**Input data**
>>

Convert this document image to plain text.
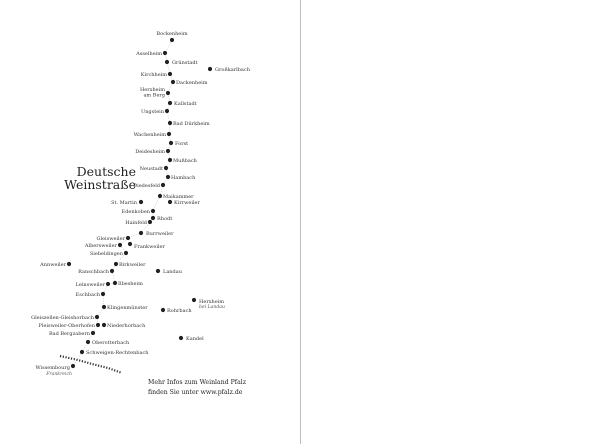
Bockenheim
Asselheim
Grünstadt
Großkarlbach
Kirchheim
Dackenheim
Herxheim am Berg
Kallstadt
Ungstein
Bad Dürkheim
Wachenheim
Forst
Deidesheim
Mußbach
Neustadt
Hambach
Diedesfeld
Maikammer
St. Martin	Kirrweiler
Edenkoben
Rhodt
Hainfeld
Burrweiler
Gleisweiler
Albersweiler	Frankweiler
Siebeldingen
Annweiler	Birkweiler
Ranschbach	Landau
Leinsweiler	Ilbesheim
Eschbach
Herxheim
bei Landau
Klingenmünster	Rohrbach
Gleiszellen-Gleishorbach
Pleisweiler-Oberhofen Niederhorbach
Bad Bergzabern
Kandel
Oberotterbach
Schweigen-Rechtenbach
Wissembourg
Frankreich
Deutsche
Weinstraße
Mehr Infos zum Weinland Pfalz
finden Sie unter www.pfalz.de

<<

**Goal**
Quote every record above exactly, leaving out the pictures.

**Full response**
Convert this document image to plain text.
Bockenheim
Asselheim
Grünstadt
Großkarlbach
Kirchheim
Dackenheim
Herxheim am Berg
Kallstadt
Ungstein
Bad Dürkheim
Wachenheim
Forst
Deidesheim
Mußbach
Neustadt
Hambach
Diedesfeld
Maikammer
St. Martin	Kirrweiler
Edenkoben
Rhodt
Hainfeld
Burrweiler
Gleisweiler
Albersweiler	Frankweiler
Siebeldingen
Annweiler	Birkweiler
Ranschbach	Landau
Leinsweiler	Ilbesheim
Eschbach
Herxheim
bei Landau
Klingenmünster	Rohrbach
Gleiszellen-Gleishorbach
Pleisweiler-Oberhofen Niederhorbach
Bad Bergzabern
Kandel
Oberotterbach
Schweigen-Rechtenbach
Wissembourg
Frankreich
Deutsche
Weinstraße
Mehr Infos zum Weinland Pfalz
finden Sie unter www.pfalz.de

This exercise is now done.